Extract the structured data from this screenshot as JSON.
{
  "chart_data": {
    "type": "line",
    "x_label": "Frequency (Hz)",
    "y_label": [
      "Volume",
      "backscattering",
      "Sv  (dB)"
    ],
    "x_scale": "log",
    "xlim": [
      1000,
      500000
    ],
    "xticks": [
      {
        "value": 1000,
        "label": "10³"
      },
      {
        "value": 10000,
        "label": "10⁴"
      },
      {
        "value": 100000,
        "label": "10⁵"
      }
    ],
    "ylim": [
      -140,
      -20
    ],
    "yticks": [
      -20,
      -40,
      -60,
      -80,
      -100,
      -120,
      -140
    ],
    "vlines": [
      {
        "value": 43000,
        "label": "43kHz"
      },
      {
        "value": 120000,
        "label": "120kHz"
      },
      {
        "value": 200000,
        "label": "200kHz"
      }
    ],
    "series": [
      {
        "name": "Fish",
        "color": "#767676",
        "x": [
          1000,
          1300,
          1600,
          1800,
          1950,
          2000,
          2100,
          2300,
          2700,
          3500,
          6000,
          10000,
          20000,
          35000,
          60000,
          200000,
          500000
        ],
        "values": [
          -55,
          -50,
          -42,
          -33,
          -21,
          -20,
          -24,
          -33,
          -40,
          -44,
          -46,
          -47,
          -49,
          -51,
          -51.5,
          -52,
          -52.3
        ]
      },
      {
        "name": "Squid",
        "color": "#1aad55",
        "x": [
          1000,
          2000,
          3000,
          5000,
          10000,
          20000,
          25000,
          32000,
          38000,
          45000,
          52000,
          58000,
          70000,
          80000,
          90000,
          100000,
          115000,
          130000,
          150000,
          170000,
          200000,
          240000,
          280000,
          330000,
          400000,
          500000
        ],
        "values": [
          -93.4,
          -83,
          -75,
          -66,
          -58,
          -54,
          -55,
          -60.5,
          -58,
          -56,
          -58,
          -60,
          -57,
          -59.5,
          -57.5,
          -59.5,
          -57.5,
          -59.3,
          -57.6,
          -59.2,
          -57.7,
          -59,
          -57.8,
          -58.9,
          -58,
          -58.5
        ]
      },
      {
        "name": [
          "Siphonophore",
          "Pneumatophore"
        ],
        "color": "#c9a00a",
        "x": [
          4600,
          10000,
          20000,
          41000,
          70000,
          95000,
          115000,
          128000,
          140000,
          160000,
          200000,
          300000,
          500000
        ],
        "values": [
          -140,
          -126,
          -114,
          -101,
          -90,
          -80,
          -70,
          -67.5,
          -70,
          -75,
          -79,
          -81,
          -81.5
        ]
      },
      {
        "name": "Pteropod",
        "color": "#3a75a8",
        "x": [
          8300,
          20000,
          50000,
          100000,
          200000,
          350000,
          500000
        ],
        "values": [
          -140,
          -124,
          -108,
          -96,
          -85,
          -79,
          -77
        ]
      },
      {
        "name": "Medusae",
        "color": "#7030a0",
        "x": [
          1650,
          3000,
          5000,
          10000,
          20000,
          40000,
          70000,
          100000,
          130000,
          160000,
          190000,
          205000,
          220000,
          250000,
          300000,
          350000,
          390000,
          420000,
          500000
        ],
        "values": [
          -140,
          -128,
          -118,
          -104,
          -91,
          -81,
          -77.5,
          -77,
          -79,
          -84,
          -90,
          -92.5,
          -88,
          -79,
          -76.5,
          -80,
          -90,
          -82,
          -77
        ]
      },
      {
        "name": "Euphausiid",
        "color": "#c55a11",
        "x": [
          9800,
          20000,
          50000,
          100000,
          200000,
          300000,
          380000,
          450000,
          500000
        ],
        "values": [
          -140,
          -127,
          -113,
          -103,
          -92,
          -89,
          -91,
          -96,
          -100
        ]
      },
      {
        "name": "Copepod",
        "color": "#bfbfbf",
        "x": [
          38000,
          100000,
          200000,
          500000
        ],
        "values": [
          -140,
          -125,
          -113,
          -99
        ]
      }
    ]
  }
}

◆ ◆ ◆ ◆ ◆ ◆ ◆

*INSTRUCTIONS TO FOLLOW*:
Extract the full listing and reproduce each line exactly.

*WRITTEN SOLUTION*:
Extract the structured data from this screenshot as JSON.
{
  "chart_data": {
    "type": "line",
    "x_label": "Frequency (Hz)",
    "y_label": [
      "Volume",
      "backscattering",
      "Sv  (dB)"
    ],
    "x_scale": "log",
    "xlim": [
      1000,
      500000
    ],
    "xticks": [
      {
        "value": 1000,
        "label": "10³"
      },
      {
        "value": 10000,
        "label": "10⁴"
      },
      {
        "value": 100000,
        "label": "10⁵"
      }
    ],
    "ylim": [
      -140,
      -20
    ],
    "yticks": [
      -20,
      -40,
      -60,
      -80,
      -100,
      -120,
      -140
    ],
    "vlines": [
      {
        "value": 43000,
        "label": "43kHz"
      },
      {
        "value": 120000,
        "label": "120kHz"
      },
      {
        "value": 200000,
        "label": "200kHz"
      }
    ],
    "series": [
      {
        "name": "Fish",
        "color": "#767676",
        "x": [
          1000,
          1300,
          1600,
          1800,
          1950,
          2000,
          2100,
          2300,
          2700,
          3500,
          6000,
          10000,
          20000,
          35000,
          60000,
          200000,
          500000
        ],
        "values": [
          -55,
          -50,
          -42,
          -33,
          -21,
          -20,
          -24,
          -33,
          -40,
          -44,
          -46,
          -47,
          -49,
          -51,
          -51.5,
          -52,
          -52.3
        ]
      },
      {
        "name": "Squid",
        "color": "#1aad55",
        "x": [
          1000,
          2000,
          3000,
          5000,
          10000,
          20000,
          25000,
          32000,
          38000,
          45000,
          52000,
          58000,
          70000,
          80000,
          90000,
          100000,
          115000,
          130000,
          150000,
          170000,
          200000,
          240000,
          280000,
          330000,
          400000,
          500000
        ],
        "values": [
          -93.4,
          -83,
          -75,
          -66,
          -58,
          -54,
          -55,
          -60.5,
          -58,
          -56,
          -58,
          -60,
          -57,
          -59.5,
          -57.5,
          -59.5,
          -57.5,
          -59.3,
          -57.6,
          -59.2,
          -57.7,
          -59,
          -57.8,
          -58.9,
          -58,
          -58.5
        ]
      },
      {
        "name": [
          "Siphonophore",
          "Pneumatophore"
        ],
        "color": "#c9a00a",
        "x": [
          4600,
          10000,
          20000,
          41000,
          70000,
          95000,
          115000,
          128000,
          140000,
          160000,
          200000,
          300000,
          500000
        ],
        "values": [
          -140,
          -126,
          -114,
          -101,
          -90,
          -80,
          -70,
          -67.5,
          -70,
          -75,
          -79,
          -81,
          -81.5
        ]
      },
      {
        "name": "Pteropod",
        "color": "#3a75a8",
        "x": [
          8300,
          20000,
          50000,
          100000,
          200000,
          350000,
          500000
        ],
        "values": [
          -140,
          -124,
          -108,
          -96,
          -85,
          -79,
          -77
        ]
      },
      {
        "name": "Medusae",
        "color": "#7030a0",
        "x": [
          1650,
          3000,
          5000,
          10000,
          20000,
          40000,
          70000,
          100000,
          130000,
          160000,
          190000,
          205000,
          220000,
          250000,
          300000,
          350000,
          390000,
          420000,
          500000
        ],
        "values": [
          -140,
          -128,
          -118,
          -104,
          -91,
          -81,
          -77.5,
          -77,
          -79,
          -84,
          -90,
          -92.5,
          -88,
          -79,
          -76.5,
          -80,
          -90,
          -82,
          -77
        ]
      },
      {
        "name": "Euphausiid",
        "color": "#c55a11",
        "x": [
          9800,
          20000,
          50000,
          100000,
          200000,
          300000,
          380000,
          450000,
          500000
        ],
        "values": [
          -140,
          -127,
          -113,
          -103,
          -92,
          -89,
          -91,
          -96,
          -100
        ]
      },
      {
        "name": "Copepod",
        "color": "#bfbfbf",
        "x": [
          38000,
          100000,
          200000,
          500000
        ],
        "values": [
          -140,
          -125,
          -113,
          -99
        ]
      }
    ]
  }
}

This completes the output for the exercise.